=== Directions ===
From the listing, collect all lines containing the word "document".

[Saved entries]

## START

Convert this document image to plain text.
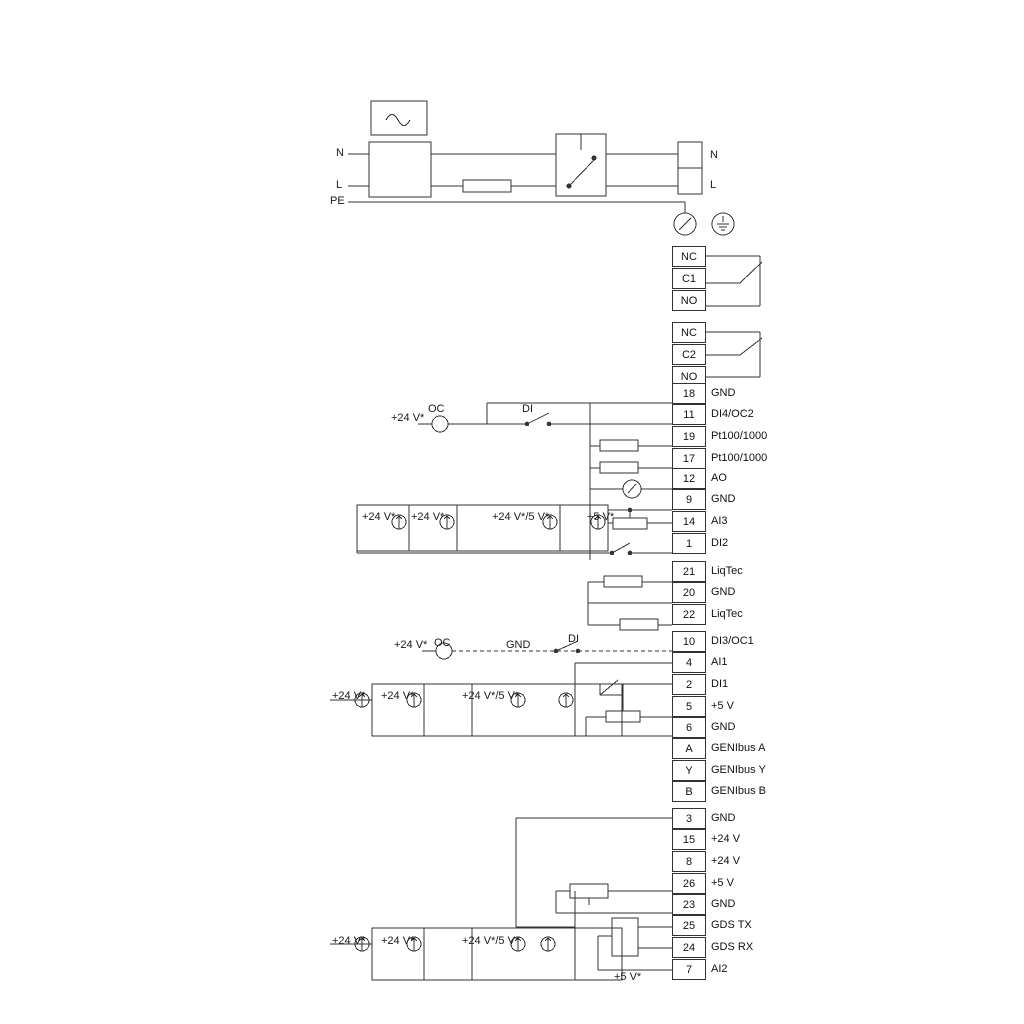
NC
C1
NO
NC
C2
NO
18 GND
11 DI4/OC2
19 Pt100/1000
17 Pt100/1000
12 AO
9 GND
14 AI3
1 DI2
21 LiqTec
20 GND
22 LiqTec
10 DI3/OC1
4 AI1
2 DI1
5 +5 V
6 GND
A GENIbus A
Y GENIbus Y
B GENIbus B
3 GND
15 +24 V
8 +24 V
26 +5 V
23 GND
25 GDS TX
24 GDS RX
7 AI2
+24 V*
OC	DI
+24 V* +24 V*	+24 V*/5 V*	+5 V*
+24 V* OC	GND	DI
+24 V* +24 V*	+24 V*/5 V*
+24 V* +24 V*	+24 V*/5 V*
+5 V*
N
L
PE
N
L
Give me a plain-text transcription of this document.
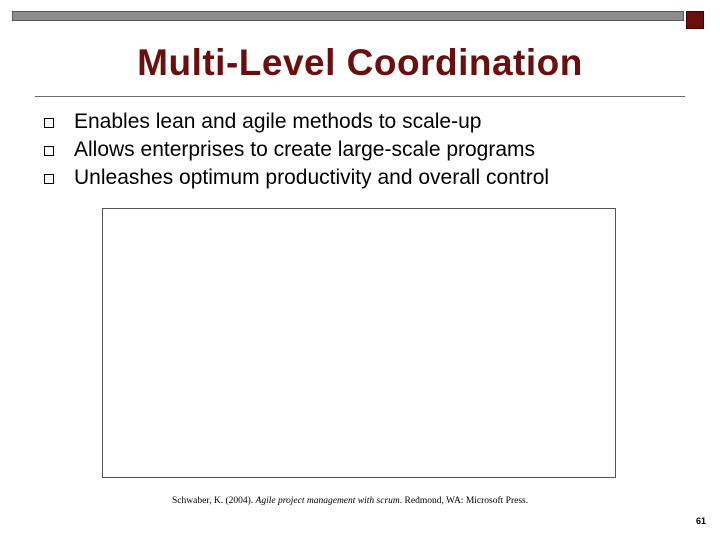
Multi-Level Coordination
Enables lean and agile methods to scale-up
Allows enterprises to create large-scale programs
Unleashes optimum productivity and overall control
Schwaber, K. (2004). Agile project management with scrum. Redmond, WA: Microsoft Press.
61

## END

=== The solution ===
Convert this document image to plain text.
Give me a plain-text transcription of this document.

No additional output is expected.